● **TASK INPUT**
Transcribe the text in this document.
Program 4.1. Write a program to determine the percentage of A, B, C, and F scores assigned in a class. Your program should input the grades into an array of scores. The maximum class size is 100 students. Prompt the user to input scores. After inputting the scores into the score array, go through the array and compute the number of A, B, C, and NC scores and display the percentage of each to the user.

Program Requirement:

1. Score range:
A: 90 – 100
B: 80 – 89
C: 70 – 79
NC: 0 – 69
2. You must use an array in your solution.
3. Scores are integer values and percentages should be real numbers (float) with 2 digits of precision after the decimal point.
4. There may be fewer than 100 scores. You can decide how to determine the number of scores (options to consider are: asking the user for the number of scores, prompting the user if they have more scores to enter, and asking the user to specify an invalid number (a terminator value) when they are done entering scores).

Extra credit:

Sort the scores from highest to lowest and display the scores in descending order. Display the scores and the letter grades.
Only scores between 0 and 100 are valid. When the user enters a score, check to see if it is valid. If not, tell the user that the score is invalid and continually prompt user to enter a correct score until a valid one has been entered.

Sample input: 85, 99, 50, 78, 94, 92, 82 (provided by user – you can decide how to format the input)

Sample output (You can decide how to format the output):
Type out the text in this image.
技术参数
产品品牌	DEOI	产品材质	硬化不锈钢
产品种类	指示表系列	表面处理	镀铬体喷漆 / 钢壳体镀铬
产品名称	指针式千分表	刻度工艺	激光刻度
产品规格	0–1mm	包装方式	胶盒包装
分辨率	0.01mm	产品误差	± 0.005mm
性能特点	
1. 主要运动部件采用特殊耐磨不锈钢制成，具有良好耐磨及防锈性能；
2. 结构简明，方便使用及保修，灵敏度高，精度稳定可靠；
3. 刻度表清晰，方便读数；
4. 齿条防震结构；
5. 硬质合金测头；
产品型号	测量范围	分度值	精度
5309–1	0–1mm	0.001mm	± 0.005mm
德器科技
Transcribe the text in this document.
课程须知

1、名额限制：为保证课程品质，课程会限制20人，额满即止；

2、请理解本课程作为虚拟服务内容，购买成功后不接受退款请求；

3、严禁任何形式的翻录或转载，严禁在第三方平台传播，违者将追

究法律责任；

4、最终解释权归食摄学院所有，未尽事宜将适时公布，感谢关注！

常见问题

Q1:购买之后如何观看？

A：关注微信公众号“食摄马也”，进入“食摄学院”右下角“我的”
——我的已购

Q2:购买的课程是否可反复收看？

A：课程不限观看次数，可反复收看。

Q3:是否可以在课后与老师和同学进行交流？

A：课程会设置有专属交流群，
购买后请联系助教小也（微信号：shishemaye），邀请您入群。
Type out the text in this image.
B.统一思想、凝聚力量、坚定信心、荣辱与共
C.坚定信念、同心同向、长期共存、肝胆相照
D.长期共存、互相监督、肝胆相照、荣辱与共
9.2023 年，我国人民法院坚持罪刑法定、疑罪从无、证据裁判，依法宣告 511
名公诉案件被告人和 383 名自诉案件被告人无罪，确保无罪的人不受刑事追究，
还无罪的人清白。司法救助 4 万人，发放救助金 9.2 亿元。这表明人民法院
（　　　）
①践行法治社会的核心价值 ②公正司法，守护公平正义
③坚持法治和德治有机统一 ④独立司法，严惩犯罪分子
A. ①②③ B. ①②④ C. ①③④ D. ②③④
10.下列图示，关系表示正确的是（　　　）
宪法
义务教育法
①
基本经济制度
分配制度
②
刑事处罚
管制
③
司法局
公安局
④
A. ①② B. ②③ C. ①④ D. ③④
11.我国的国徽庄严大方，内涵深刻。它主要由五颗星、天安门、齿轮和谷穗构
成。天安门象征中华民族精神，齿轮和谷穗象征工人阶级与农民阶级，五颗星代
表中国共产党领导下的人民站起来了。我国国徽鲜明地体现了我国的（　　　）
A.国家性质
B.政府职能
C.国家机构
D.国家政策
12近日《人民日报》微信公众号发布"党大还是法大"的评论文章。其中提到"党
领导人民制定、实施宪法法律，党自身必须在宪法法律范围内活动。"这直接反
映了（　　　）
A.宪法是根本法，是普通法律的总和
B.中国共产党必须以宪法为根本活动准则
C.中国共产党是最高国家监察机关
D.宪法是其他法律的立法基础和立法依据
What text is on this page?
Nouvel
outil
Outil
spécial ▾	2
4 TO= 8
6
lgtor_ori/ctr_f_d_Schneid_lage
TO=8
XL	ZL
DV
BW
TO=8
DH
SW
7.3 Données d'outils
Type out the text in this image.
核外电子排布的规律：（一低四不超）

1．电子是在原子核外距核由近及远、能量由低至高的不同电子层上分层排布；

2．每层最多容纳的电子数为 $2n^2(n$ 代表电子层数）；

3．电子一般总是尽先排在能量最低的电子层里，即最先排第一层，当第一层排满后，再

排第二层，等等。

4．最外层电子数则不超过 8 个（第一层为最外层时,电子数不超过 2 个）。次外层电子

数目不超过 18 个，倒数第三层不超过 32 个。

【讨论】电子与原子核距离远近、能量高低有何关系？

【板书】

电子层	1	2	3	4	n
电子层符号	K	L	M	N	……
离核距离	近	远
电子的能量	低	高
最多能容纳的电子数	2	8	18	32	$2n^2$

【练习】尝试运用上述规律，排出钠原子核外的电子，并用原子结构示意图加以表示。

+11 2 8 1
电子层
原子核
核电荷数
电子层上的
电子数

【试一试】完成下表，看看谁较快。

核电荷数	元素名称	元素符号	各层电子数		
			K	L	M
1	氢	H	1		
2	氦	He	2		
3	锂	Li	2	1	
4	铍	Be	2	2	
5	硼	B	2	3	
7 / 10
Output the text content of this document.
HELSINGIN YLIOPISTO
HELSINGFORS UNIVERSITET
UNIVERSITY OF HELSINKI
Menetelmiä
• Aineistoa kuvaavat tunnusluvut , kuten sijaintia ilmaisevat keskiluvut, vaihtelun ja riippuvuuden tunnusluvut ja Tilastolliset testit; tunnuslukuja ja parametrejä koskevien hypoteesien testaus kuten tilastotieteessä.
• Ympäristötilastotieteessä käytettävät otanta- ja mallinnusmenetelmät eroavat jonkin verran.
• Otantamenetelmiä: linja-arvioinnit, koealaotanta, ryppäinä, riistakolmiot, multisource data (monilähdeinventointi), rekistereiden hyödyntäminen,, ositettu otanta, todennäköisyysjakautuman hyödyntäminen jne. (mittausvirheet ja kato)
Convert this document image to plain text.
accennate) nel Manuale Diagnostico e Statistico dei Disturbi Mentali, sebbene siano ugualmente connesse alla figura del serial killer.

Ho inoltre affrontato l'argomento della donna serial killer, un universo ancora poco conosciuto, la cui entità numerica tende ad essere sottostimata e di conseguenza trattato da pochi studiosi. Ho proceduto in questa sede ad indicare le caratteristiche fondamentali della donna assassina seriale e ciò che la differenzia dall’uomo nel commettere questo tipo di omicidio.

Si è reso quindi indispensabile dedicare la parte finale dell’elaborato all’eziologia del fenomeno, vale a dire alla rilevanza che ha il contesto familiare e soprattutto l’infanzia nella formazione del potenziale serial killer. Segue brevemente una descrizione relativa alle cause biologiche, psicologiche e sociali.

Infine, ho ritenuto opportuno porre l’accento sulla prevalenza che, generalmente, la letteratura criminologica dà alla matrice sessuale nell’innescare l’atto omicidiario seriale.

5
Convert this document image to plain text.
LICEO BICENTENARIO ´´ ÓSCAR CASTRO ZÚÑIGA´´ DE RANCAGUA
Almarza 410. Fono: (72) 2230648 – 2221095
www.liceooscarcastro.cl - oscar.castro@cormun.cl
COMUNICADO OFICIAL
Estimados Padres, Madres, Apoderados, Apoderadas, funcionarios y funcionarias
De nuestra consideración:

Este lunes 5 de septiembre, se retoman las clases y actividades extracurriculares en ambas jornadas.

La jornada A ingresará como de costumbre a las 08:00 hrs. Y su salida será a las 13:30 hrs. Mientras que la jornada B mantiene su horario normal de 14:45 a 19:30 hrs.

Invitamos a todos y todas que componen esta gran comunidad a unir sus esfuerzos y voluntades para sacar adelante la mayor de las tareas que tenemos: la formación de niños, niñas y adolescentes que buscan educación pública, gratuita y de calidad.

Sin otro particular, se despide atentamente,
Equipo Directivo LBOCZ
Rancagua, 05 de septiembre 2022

● **WHAT THE EXERCISE ASKS**
In the records above, locate every line with the string "Program" and copy it.

● **SOLUTION TO THIS TASK**
Program 4.1. Write a program to determine the percentage of A, B, C, and F scores assigned in a class. Your program should input the grades into an array of scores. The maximum class size is 100 students. Prompt the user to input scores. After inputting the scores into the score array, go through the array and compute the number of A, B, C, and NC scores and display the percentage of each to the user.
Program Requirement:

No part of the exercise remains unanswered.